#### Recorded data

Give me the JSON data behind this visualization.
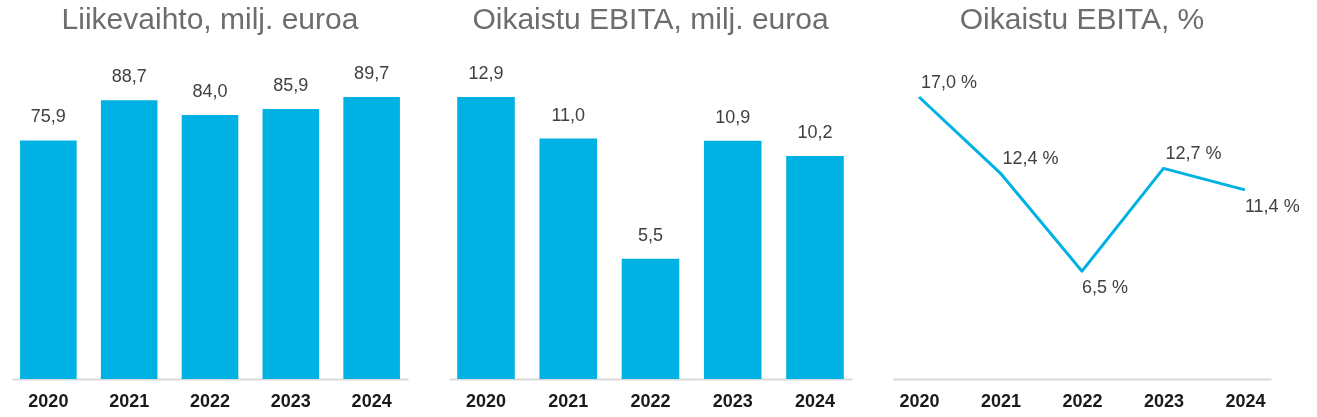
{
  "chart_data": [
    {
      "type": "bar",
      "title": "Liikevaihto, milj. euroa",
      "categories": [
        "2020",
        "2021",
        "2022",
        "2023",
        "2024"
      ],
      "values": [
        75.9,
        88.7,
        84.0,
        85.9,
        89.7
      ],
      "color": "#00b2e3",
      "value_labels": [
        "75,9",
        "88,7",
        "84,0",
        "85,9",
        "89,7"
      ],
      "tick_labels": "x"
    },
    {
      "type": "bar",
      "title": "Oikaistu EBITA, milj. euroa",
      "categories": [
        "2020",
        "2021",
        "2022",
        "2023",
        "2024"
      ],
      "values": [
        12.9,
        11.0,
        5.5,
        10.9,
        10.2
      ],
      "color": "#00b2e3",
      "value_labels": [
        "12,9",
        "11,0",
        "5,5",
        "10,9",
        "10,2"
      ],
      "tick_labels": "x"
    },
    {
      "type": "line",
      "title": "Oikaistu EBITA, %",
      "categories": [
        "2020",
        "2021",
        "2022",
        "2023",
        "2024"
      ],
      "values": [
        17.0,
        12.4,
        6.5,
        12.7,
        11.4
      ],
      "color": "#00b2e3",
      "value_labels": [
        "17,0 %",
        "12,4 %",
        "6,5 %",
        "12,7 %",
        "11,4 %"
      ],
      "tick_labels": "x"
    }
  ]
}
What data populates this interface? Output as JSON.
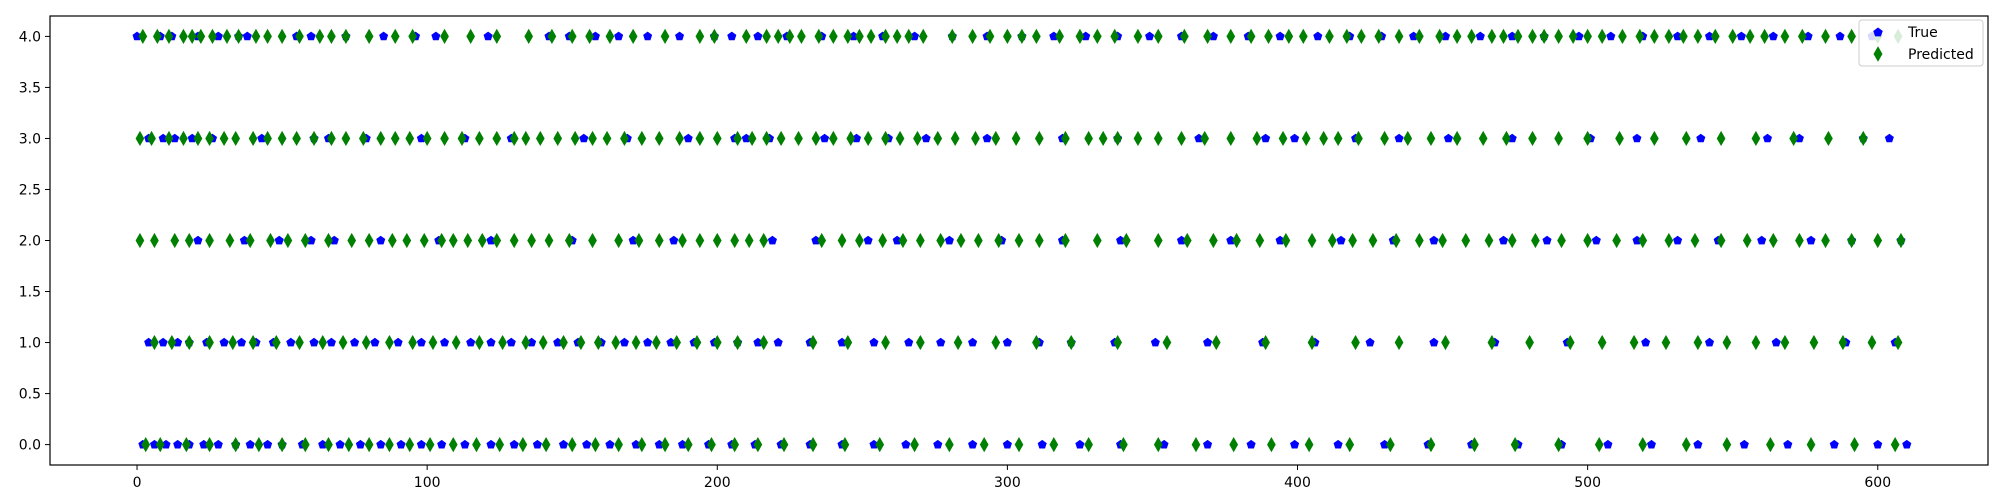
{
  "chart_data": {
    "type": "scatter",
    "title": "",
    "xlabel": "",
    "ylabel": "",
    "xlim": [
      -30,
      638
    ],
    "ylim": [
      -0.2,
      4.2
    ],
    "xticks": [
      0,
      100,
      200,
      300,
      400,
      500,
      600
    ],
    "yticks": [
      0.0,
      0.5,
      1.0,
      1.5,
      2.0,
      2.5,
      3.0,
      3.5,
      4.0
    ],
    "ytick_labels": [
      "0.0",
      "0.5",
      "1.0",
      "1.5",
      "2.0",
      "2.5",
      "3.0",
      "3.5",
      "4.0"
    ],
    "grid": false,
    "legend_position": "top-right",
    "series": [
      {
        "name": "True",
        "marker": "pentagon",
        "color": "#0000ff",
        "points": [
          {
            "level": 4,
            "x": [
              0,
              8,
              12,
              21,
              28,
              35,
              38,
              55,
              60,
              72,
              85,
              96,
              103,
              121,
              142,
              149,
              158,
              166,
              176,
              187,
              199,
              205,
              214,
              224,
              236,
              247,
              257,
              268,
              281,
              293,
              305,
              316,
              327,
              338,
              349,
              360,
              371,
              383,
              394,
              407,
              418,
              429,
              440,
              451,
              463,
              474,
              485,
              497,
              508,
              519,
              531,
              542,
              553,
              564,
              576,
              587,
              598
            ]
          },
          {
            "level": 3,
            "x": [
              4,
              9,
              13,
              19,
              26,
              43,
              61,
              66,
              79,
              98,
              113,
              129,
              154,
              169,
              190,
              206,
              210,
              218,
              237,
              248,
              259,
              272,
              293,
              319,
              338,
              366,
              389,
              399,
              420,
              435,
              452,
              474,
              501,
              517,
              539,
              562,
              573,
              595,
              604
            ]
          },
          {
            "level": 2,
            "x": [
              21,
              37,
              49,
              60,
              68,
              84,
              104,
              122,
              150,
              171,
              185,
              219,
              234,
              252,
              262,
              280,
              298,
              319,
              339,
              360,
              377,
              394,
              415,
              433,
              447,
              471,
              486,
              503,
              517,
              531,
              545,
              560,
              577,
              591,
              608
            ]
          },
          {
            "level": 1,
            "x": [
              4,
              9,
              14,
              18,
              24,
              30,
              36,
              41,
              47,
              53,
              61,
              67,
              75,
              82,
              90,
              98,
              106,
              115,
              122,
              129,
              136,
              145,
              152,
              160,
              168,
              176,
              184,
              192,
              199,
              207,
              214,
              221,
              232,
              243,
              254,
              266,
              277,
              288,
              300,
              311,
              322,
              337,
              351,
              369,
              388,
              406,
              425,
              447,
              468,
              493,
              520,
              542,
              565,
              589,
              606
            ]
          },
          {
            "level": 0,
            "x": [
              2,
              6,
              10,
              14,
              18,
              23,
              28,
              34,
              39,
              45,
              50,
              57,
              64,
              70,
              77,
              84,
              91,
              98,
              105,
              113,
              122,
              130,
              138,
              147,
              155,
              163,
              172,
              180,
              188,
              197,
              205,
              213,
              222,
              232,
              243,
              254,
              265,
              276,
              288,
              300,
              312,
              325,
              339,
              354,
              369,
              384,
              399,
              414,
              430,
              445,
              460,
              476,
              491,
              507,
              522,
              538,
              554,
              569,
              585,
              600,
              610
            ]
          }
        ]
      },
      {
        "name": "Predicted",
        "marker": "thin_diamond",
        "color": "#008000",
        "points": [
          {
            "level": 4,
            "x": [
              2,
              7,
              11,
              16,
              19,
              22,
              26,
              31,
              35,
              41,
              45,
              50,
              56,
              63,
              67,
              72,
              80,
              89,
              95,
              106,
              115,
              124,
              135,
              143,
              150,
              156,
              163,
              171,
              182,
              194,
              199,
              210,
              217,
              221,
              225,
              229,
              235,
              240,
              245,
              249,
              253,
              258,
              262,
              266,
              271,
              281,
              288,
              294,
              300,
              305,
              310,
              318,
              325,
              331,
              337,
              345,
              352,
              361,
              369,
              377,
              384,
              390,
              397,
              402,
              411,
              417,
              422,
              428,
              435,
              442,
              449,
              455,
              460,
              467,
              471,
              476,
              481,
              485,
              490,
              495,
              500,
              505,
              512,
              518,
              523,
              528,
              533,
              538,
              544,
              550,
              556,
              561,
              568,
              574,
              582,
              591,
              600,
              607
            ]
          },
          {
            "level": 3,
            "x": [
              1,
              5,
              11,
              16,
              21,
              25,
              30,
              34,
              40,
              45,
              50,
              55,
              61,
              67,
              72,
              78,
              84,
              89,
              94,
              100,
              106,
              112,
              118,
              124,
              130,
              134,
              139,
              145,
              151,
              157,
              162,
              168,
              174,
              180,
              187,
              194,
              200,
              207,
              212,
              217,
              222,
              228,
              234,
              240,
              246,
              252,
              258,
              263,
              269,
              276,
              282,
              289,
              296,
              303,
              311,
              320,
              328,
              333,
              338,
              345,
              352,
              360,
              368,
              377,
              386,
              395,
              403,
              409,
              414,
              421,
              430,
              438,
              446,
              455,
              464,
              472,
              481,
              490,
              500,
              511,
              523,
              534,
              546,
              558,
              571,
              583,
              595
            ]
          },
          {
            "level": 2,
            "x": [
              1,
              6,
              13,
              18,
              25,
              32,
              39,
              46,
              52,
              58,
              66,
              74,
              80,
              88,
              93,
              99,
              105,
              109,
              114,
              119,
              124,
              130,
              136,
              142,
              149,
              157,
              166,
              173,
              180,
              188,
              194,
              200,
              206,
              211,
              216,
              236,
              243,
              249,
              257,
              264,
              270,
              277,
              284,
              290,
              297,
              304,
              311,
              320,
              331,
              341,
              352,
              362,
              371,
              379,
              387,
              396,
              405,
              412,
              419,
              426,
              434,
              442,
              450,
              458,
              466,
              474,
              482,
              491,
              500,
              510,
              519,
              528,
              537,
              546,
              555,
              564,
              573,
              582,
              591,
              600,
              608
            ]
          },
          {
            "level": 1,
            "x": [
              6,
              12,
              18,
              25,
              33,
              40,
              48,
              56,
              64,
              71,
              79,
              87,
              95,
              102,
              110,
              118,
              126,
              134,
              140,
              147,
              153,
              159,
              165,
              172,
              179,
              186,
              193,
              200,
              207,
              216,
              233,
              245,
              258,
              270,
              283,
              296,
              310,
              322,
              338,
              355,
              372,
              389,
              405,
              420,
              435,
              451,
              467,
              480,
              494,
              505,
              516,
              527,
              538,
              548,
              558,
              568,
              578,
              588,
              598,
              607
            ]
          },
          {
            "level": 0,
            "x": [
              3,
              8,
              17,
              25,
              34,
              42,
              50,
              58,
              66,
              73,
              80,
              87,
              94,
              101,
              109,
              117,
              125,
              133,
              141,
              150,
              158,
              166,
              174,
              182,
              190,
              198,
              206,
              214,
              223,
              233,
              244,
              256,
              268,
              280,
              292,
              304,
              316,
              328,
              340,
              352,
              365,
              378,
              391,
              404,
              418,
              432,
              446,
              461,
              475,
              490,
              504,
              519,
              534,
              548,
              563,
              577,
              592,
              606
            ]
          }
        ]
      }
    ]
  }
}
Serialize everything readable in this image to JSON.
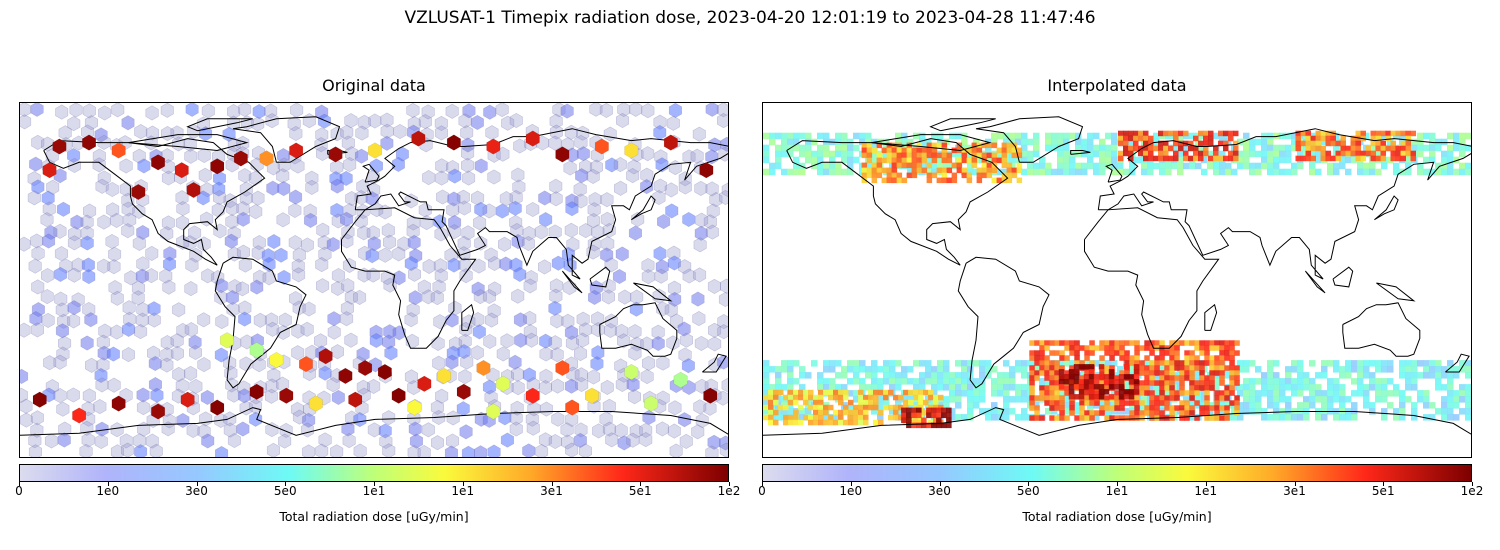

########

Exercise prompt: Only the number is wanted: how many lines in the entries above contain the string "title"?

Solution: 4